■ GIVEN RECORDS
※

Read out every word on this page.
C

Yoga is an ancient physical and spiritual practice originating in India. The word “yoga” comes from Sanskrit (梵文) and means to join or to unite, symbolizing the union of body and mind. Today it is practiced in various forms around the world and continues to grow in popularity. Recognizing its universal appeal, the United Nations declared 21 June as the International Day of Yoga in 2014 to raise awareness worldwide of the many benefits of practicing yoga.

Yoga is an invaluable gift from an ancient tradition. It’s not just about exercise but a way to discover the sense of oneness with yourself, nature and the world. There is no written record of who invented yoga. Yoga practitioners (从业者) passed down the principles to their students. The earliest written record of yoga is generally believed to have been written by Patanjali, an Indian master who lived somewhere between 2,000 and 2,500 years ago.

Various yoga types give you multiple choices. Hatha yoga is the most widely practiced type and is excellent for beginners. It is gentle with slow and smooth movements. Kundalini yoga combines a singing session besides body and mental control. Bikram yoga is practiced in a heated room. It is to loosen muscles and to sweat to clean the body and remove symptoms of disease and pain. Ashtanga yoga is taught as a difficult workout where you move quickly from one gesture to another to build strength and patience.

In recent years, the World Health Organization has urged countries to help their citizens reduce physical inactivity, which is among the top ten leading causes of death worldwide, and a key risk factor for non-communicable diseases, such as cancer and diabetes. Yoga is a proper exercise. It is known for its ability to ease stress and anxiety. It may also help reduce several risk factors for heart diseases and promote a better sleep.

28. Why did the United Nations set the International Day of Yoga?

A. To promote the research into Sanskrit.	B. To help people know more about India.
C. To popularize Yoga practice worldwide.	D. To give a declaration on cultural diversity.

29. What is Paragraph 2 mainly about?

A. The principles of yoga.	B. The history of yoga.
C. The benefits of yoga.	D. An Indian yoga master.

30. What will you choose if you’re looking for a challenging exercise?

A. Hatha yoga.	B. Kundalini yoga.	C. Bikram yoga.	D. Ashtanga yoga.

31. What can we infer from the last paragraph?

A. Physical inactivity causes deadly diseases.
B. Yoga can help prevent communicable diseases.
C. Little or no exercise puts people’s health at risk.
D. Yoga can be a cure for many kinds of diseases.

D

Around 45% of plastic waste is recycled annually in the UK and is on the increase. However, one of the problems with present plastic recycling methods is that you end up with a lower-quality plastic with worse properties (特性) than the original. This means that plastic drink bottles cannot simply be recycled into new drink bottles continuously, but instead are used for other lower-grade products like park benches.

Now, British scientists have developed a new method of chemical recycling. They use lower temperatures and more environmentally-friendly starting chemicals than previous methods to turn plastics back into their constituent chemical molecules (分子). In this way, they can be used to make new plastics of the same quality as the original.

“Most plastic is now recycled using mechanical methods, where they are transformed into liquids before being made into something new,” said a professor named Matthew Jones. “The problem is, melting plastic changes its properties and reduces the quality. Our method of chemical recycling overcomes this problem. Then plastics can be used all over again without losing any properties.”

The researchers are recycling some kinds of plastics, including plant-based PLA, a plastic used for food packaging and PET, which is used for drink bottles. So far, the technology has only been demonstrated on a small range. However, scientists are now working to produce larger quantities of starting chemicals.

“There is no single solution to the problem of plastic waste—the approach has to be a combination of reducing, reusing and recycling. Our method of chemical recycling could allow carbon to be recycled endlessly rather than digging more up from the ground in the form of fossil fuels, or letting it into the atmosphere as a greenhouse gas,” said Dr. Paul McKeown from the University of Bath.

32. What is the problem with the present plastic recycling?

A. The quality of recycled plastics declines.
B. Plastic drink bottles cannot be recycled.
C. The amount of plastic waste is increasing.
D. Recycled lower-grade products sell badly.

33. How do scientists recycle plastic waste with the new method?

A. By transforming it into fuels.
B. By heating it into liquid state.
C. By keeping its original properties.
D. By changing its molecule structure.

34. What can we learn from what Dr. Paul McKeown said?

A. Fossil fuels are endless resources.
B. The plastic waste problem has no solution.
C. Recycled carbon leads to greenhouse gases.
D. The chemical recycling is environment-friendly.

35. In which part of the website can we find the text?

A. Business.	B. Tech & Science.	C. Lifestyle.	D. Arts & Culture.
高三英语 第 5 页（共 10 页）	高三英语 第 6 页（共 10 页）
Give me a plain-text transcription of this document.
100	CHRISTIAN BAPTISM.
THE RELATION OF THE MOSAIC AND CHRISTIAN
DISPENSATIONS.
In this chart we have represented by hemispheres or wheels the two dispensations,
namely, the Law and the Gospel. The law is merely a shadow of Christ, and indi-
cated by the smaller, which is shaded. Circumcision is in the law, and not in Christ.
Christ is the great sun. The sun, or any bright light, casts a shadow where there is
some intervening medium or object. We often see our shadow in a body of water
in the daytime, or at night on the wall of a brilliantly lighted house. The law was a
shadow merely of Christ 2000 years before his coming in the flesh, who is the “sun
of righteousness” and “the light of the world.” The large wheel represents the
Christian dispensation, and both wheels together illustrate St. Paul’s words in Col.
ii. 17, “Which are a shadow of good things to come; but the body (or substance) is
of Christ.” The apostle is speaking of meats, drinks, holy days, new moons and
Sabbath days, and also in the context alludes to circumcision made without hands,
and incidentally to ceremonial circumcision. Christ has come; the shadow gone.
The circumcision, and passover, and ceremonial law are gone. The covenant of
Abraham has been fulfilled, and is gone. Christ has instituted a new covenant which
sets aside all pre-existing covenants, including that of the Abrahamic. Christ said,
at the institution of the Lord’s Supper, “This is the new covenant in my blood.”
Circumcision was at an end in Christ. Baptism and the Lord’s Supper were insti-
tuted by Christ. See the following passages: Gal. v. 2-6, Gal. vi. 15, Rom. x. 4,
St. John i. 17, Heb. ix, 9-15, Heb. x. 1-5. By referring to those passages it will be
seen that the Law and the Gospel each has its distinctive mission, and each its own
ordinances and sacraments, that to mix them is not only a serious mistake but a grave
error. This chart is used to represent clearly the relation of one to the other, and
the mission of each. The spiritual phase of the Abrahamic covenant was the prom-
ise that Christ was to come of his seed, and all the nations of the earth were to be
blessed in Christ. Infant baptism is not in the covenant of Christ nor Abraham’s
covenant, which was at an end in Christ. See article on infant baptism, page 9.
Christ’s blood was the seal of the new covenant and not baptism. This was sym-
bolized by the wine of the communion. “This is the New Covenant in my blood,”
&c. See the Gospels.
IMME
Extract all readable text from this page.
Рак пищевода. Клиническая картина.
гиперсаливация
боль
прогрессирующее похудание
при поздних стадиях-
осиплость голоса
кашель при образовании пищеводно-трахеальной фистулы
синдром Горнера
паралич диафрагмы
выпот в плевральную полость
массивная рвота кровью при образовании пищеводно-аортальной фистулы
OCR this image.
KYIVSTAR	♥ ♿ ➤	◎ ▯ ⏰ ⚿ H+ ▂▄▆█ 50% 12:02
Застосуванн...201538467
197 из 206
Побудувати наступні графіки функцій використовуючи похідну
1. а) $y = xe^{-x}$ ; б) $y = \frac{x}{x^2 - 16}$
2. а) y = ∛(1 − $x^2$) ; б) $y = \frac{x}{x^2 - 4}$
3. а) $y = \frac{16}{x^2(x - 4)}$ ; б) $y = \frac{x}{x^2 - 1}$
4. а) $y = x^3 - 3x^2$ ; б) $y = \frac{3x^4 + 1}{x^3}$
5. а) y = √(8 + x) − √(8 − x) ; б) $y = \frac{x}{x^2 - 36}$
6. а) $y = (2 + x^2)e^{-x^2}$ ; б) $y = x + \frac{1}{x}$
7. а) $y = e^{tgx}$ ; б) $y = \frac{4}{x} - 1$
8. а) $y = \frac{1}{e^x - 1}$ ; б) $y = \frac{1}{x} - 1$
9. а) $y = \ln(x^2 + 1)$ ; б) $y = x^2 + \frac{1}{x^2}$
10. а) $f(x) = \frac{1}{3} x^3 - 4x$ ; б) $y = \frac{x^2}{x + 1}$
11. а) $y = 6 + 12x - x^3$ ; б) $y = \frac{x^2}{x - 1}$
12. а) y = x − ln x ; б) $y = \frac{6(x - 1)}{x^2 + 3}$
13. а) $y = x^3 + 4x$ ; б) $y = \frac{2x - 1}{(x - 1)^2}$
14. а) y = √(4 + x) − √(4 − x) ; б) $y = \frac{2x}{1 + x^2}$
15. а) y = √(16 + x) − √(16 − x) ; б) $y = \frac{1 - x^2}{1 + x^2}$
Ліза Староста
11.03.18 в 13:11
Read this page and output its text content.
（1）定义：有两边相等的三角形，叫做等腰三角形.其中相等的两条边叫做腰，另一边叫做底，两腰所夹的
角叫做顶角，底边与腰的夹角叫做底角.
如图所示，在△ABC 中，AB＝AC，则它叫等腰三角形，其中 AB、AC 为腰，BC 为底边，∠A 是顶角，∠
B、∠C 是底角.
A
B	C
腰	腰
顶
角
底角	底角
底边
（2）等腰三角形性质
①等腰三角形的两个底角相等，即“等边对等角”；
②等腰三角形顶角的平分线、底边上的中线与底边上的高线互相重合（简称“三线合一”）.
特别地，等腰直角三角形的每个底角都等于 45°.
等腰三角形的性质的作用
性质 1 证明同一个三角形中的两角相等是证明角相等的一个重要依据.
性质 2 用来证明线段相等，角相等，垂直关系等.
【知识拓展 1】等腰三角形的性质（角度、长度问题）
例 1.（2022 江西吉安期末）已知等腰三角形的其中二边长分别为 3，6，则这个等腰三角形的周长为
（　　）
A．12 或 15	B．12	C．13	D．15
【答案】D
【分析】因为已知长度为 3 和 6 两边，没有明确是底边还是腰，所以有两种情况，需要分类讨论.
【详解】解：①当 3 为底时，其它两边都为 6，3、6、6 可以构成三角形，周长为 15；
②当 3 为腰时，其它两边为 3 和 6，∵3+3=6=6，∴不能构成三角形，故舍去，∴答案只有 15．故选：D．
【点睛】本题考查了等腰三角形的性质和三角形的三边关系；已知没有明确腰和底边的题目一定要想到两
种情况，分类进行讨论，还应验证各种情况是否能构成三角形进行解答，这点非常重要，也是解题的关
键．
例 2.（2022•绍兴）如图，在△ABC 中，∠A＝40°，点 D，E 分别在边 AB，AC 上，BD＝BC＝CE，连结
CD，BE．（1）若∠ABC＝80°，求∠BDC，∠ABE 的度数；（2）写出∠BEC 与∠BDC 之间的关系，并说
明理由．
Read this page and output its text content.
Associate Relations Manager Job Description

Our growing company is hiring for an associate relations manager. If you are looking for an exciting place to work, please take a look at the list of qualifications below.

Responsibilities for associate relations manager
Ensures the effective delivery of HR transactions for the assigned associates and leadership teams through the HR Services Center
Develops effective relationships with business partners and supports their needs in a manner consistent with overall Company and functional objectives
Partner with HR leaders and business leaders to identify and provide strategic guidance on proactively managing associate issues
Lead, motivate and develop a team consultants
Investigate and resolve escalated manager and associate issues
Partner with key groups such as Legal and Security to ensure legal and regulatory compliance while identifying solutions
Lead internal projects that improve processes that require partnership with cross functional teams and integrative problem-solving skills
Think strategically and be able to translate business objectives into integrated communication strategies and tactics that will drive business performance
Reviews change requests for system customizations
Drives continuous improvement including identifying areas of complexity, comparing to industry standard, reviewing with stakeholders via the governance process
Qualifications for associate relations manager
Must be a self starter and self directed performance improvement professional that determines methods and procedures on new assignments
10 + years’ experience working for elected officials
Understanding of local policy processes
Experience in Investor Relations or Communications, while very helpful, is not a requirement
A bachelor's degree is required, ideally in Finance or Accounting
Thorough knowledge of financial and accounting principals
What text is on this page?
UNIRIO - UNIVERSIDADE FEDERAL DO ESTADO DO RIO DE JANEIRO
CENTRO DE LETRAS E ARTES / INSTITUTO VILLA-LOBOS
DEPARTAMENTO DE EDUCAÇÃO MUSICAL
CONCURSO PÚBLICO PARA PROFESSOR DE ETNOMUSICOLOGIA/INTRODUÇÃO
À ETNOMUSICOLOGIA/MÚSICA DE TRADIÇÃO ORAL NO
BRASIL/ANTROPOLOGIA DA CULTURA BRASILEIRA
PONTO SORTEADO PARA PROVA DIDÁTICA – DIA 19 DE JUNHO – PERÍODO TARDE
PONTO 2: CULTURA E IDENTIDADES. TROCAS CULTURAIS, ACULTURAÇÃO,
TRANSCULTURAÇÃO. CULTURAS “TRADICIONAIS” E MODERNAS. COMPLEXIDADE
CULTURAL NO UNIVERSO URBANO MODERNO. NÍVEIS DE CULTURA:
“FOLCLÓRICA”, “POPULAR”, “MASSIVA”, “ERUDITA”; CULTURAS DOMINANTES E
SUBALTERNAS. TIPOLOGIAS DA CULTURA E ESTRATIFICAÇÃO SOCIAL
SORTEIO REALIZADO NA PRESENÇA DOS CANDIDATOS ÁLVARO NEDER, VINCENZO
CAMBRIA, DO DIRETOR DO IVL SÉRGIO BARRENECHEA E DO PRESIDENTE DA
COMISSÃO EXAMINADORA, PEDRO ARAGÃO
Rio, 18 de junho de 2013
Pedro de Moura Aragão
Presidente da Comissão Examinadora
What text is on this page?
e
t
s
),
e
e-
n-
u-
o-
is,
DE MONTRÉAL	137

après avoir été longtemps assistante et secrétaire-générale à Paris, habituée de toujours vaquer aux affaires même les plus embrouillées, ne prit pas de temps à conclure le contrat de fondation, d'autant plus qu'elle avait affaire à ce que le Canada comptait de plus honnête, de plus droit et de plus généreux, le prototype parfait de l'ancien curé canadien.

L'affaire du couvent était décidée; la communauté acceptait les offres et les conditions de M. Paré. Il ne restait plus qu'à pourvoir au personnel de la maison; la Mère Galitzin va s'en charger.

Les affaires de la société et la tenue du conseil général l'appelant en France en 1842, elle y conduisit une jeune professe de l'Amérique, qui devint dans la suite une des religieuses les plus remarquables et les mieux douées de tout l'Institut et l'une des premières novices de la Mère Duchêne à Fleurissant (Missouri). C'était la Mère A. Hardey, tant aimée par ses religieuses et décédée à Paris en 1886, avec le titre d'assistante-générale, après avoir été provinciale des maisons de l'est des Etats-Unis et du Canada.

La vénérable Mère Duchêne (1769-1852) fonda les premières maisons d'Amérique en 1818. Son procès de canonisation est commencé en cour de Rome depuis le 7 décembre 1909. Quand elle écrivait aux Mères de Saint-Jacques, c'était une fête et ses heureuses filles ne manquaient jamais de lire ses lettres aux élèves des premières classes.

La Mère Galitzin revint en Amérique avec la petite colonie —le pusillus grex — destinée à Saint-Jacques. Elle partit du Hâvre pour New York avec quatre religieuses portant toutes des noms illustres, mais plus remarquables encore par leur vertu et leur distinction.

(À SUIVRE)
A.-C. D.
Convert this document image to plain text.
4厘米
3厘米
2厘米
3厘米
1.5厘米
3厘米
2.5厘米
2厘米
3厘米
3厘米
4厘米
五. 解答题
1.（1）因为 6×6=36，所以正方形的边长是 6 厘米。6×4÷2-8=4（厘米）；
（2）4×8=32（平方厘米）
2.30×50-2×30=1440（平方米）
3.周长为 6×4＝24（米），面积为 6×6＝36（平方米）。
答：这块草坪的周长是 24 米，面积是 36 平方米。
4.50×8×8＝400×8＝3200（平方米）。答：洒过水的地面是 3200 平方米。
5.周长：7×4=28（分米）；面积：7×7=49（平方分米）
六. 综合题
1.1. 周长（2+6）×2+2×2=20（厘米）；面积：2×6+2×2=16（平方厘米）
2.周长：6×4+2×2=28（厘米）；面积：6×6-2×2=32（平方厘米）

※

■ EXERCISE OBJECTIVE
Identify the lines above with the word "plain". Copy them.

■ RIGHT ANSWER
Give me a plain-text transcription of this document.
Convert this document image to plain text.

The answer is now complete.